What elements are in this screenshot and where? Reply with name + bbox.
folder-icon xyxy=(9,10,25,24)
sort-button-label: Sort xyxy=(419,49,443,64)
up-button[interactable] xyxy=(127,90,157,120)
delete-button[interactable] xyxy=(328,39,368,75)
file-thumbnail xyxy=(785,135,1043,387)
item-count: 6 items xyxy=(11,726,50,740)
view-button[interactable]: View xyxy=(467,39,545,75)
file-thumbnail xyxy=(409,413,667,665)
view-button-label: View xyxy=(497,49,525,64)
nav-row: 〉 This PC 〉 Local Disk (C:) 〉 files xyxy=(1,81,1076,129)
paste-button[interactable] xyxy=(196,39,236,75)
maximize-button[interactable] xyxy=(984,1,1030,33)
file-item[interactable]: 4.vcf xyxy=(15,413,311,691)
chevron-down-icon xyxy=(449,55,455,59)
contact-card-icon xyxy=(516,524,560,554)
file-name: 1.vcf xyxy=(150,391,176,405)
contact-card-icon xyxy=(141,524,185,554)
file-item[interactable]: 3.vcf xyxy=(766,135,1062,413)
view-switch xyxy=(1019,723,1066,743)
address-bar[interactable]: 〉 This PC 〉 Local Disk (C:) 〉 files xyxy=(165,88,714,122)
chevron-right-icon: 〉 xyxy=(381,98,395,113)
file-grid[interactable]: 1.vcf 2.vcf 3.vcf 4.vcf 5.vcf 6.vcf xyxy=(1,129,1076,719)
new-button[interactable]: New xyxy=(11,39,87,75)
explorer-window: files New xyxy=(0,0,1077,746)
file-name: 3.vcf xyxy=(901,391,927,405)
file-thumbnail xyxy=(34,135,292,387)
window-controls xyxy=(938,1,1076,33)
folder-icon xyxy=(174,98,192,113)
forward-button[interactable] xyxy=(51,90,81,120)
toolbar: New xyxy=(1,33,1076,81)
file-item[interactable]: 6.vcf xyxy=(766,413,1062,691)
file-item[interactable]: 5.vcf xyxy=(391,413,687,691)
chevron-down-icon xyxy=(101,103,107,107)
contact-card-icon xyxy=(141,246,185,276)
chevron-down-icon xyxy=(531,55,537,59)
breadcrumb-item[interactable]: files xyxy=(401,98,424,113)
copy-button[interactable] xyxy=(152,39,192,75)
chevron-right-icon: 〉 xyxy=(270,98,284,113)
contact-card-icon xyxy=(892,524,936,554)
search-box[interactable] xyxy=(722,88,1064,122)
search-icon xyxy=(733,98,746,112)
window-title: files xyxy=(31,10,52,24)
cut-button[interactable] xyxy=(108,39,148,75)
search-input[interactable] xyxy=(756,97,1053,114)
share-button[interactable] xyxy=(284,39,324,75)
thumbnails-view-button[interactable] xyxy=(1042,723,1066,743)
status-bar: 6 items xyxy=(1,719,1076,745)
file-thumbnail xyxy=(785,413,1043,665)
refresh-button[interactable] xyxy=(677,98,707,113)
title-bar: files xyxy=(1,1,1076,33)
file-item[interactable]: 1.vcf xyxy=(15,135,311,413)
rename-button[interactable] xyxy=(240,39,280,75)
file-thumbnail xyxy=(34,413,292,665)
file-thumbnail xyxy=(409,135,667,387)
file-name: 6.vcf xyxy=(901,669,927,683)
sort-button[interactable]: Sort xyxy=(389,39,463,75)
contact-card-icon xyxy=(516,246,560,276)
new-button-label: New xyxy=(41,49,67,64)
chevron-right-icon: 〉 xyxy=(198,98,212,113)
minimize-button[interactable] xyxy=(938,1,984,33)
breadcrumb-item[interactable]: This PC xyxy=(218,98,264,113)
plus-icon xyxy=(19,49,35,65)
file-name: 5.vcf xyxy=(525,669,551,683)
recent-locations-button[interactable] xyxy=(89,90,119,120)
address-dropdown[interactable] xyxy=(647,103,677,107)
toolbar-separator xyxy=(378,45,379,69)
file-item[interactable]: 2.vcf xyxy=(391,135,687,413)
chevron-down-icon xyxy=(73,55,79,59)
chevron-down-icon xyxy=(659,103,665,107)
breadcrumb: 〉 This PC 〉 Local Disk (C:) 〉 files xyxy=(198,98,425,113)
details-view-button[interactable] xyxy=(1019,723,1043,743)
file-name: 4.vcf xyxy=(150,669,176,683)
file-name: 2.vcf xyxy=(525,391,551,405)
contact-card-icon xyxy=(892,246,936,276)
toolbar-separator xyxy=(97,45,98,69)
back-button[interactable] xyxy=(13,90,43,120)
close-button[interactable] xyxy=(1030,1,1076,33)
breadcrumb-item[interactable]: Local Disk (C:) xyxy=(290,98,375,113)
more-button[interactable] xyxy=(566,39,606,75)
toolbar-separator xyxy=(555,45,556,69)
= = =
### [The exercise]
Rewrite all the lines above as a numbered list, leaving out any blank lines.

### [Full response]
1. What elements are in this screenshot and where? Reply with name + bbox.
2. folder-icon xyxy=(9,10,25,24)
3. sort-button-label: Sort xyxy=(419,49,443,64)
4. up-button[interactable] xyxy=(127,90,157,120)
5. delete-button[interactable] xyxy=(328,39,368,75)
6. file-thumbnail xyxy=(785,135,1043,387)
7. item-count: 6 items xyxy=(11,726,50,740)
8. view-button[interactable]: View xyxy=(467,39,545,75)
9. file-thumbnail xyxy=(409,413,667,665)
10. view-button-label: View xyxy=(497,49,525,64)
11. nav-row: 〉 This PC 〉 Local Disk (C:) 〉 files xyxy=(1,81,1076,129)
12. paste-button[interactable] xyxy=(196,39,236,75)
13. maximize-button[interactable] xyxy=(984,1,1030,33)
14. file-item[interactable]: 4.vcf xyxy=(15,413,311,691)
15. chevron-down-icon xyxy=(449,55,455,59)
16. contact-card-icon xyxy=(516,524,560,554)
17. file-name: 1.vcf xyxy=(150,391,176,405)
18. contact-card-icon xyxy=(141,524,185,554)
19. file-item[interactable]: 3.vcf xyxy=(766,135,1062,413)
20. view-switch xyxy=(1019,723,1066,743)
21. address-bar[interactable]: 〉 This PC 〉 Local Disk (C:) 〉 files xyxy=(165,88,714,122)
22. chevron-right-icon: 〉 xyxy=(381,98,395,113)
23. file-grid[interactable]: 1.vcf 2.vcf 3.vcf 4.vcf 5.vcf 6.vcf xyxy=(1,129,1076,719)
24. new-button[interactable]: New xyxy=(11,39,87,75)
25. explorer-window: files New xyxy=(0,0,1077,746)
26. file-name: 3.vcf xyxy=(901,391,927,405)
27. file-thumbnail xyxy=(34,135,292,387)
28. window-controls xyxy=(938,1,1076,33)
29. folder-icon xyxy=(174,98,192,113)
30. forward-button[interactable] xyxy=(51,90,81,120)
31. toolbar: New xyxy=(1,33,1076,81)
32. file-item[interactable]: 6.vcf xyxy=(766,413,1062,691)
33. file-item[interactable]: 5.vcf xyxy=(391,413,687,691)
34. chevron-down-icon xyxy=(101,103,107,107)
35. contact-card-icon xyxy=(141,246,185,276)
36. chevron-down-icon xyxy=(531,55,537,59)
37. breadcrumb-item[interactable]: files xyxy=(401,98,424,113)
38. copy-button[interactable] xyxy=(152,39,192,75)
39. chevron-right-icon: 〉 xyxy=(270,98,284,113)
40. contact-card-icon xyxy=(892,524,936,554)
41. search-box[interactable] xyxy=(722,88,1064,122)
42. search-icon xyxy=(733,98,746,112)
43. window-title: files xyxy=(31,10,52,24)
44. cut-button[interactable] xyxy=(108,39,148,75)
45. search-input[interactable] xyxy=(756,97,1053,114)
46. share-button[interactable] xyxy=(284,39,324,75)
47. thumbnails-view-button[interactable] xyxy=(1042,723,1066,743)
48. status-bar: 6 items xyxy=(1,719,1076,745)
49. file-thumbnail xyxy=(785,413,1043,665)
50. refresh-button[interactable] xyxy=(677,98,707,113)
51. title-bar: files xyxy=(1,1,1076,33)
52. file-item[interactable]: 1.vcf xyxy=(15,135,311,413)
53. rename-button[interactable] xyxy=(240,39,280,75)
54. file-thumbnail xyxy=(34,413,292,665)
55. file-thumbnail xyxy=(409,135,667,387)
56. file-name: 6.vcf xyxy=(901,669,927,683)
57. sort-button[interactable]: Sort xyxy=(389,39,463,75)
58. contact-card-icon xyxy=(516,246,560,276)
59. new-button-label: New xyxy=(41,49,67,64)
60. chevron-right-icon: 〉 xyxy=(198,98,212,113)
61. minimize-button[interactable] xyxy=(938,1,984,33)
62. breadcrumb-item[interactable]: This PC xyxy=(218,98,264,113)
63. plus-icon xyxy=(19,49,35,65)
64. file-name: 5.vcf xyxy=(525,669,551,683)
65. recent-locations-button[interactable] xyxy=(89,90,119,120)
66. address-dropdown[interactable] xyxy=(647,103,677,107)
67. toolbar-separator xyxy=(378,45,379,69)
68. file-item[interactable]: 2.vcf xyxy=(391,135,687,413)
69. chevron-down-icon xyxy=(73,55,79,59)
70. chevron-down-icon xyxy=(659,103,665,107)
71. breadcrumb: 〉 This PC 〉 Local Disk (C:) 〉 files xyxy=(198,98,425,113)
72. details-view-button[interactable] xyxy=(1019,723,1043,743)
73. file-name: 4.vcf xyxy=(150,669,176,683)
74. file-name: 2.vcf xyxy=(525,391,551,405)
75. contact-card-icon xyxy=(892,246,936,276)
76. toolbar-separator xyxy=(97,45,98,69)
77. back-button[interactable] xyxy=(13,90,43,120)
78. close-button[interactable] xyxy=(1030,1,1076,33)
79. breadcrumb-item[interactable]: Local Disk (C:) xyxy=(290,98,375,113)
80. more-button[interactable] xyxy=(566,39,606,75)
81. toolbar-separator xyxy=(555,45,556,69)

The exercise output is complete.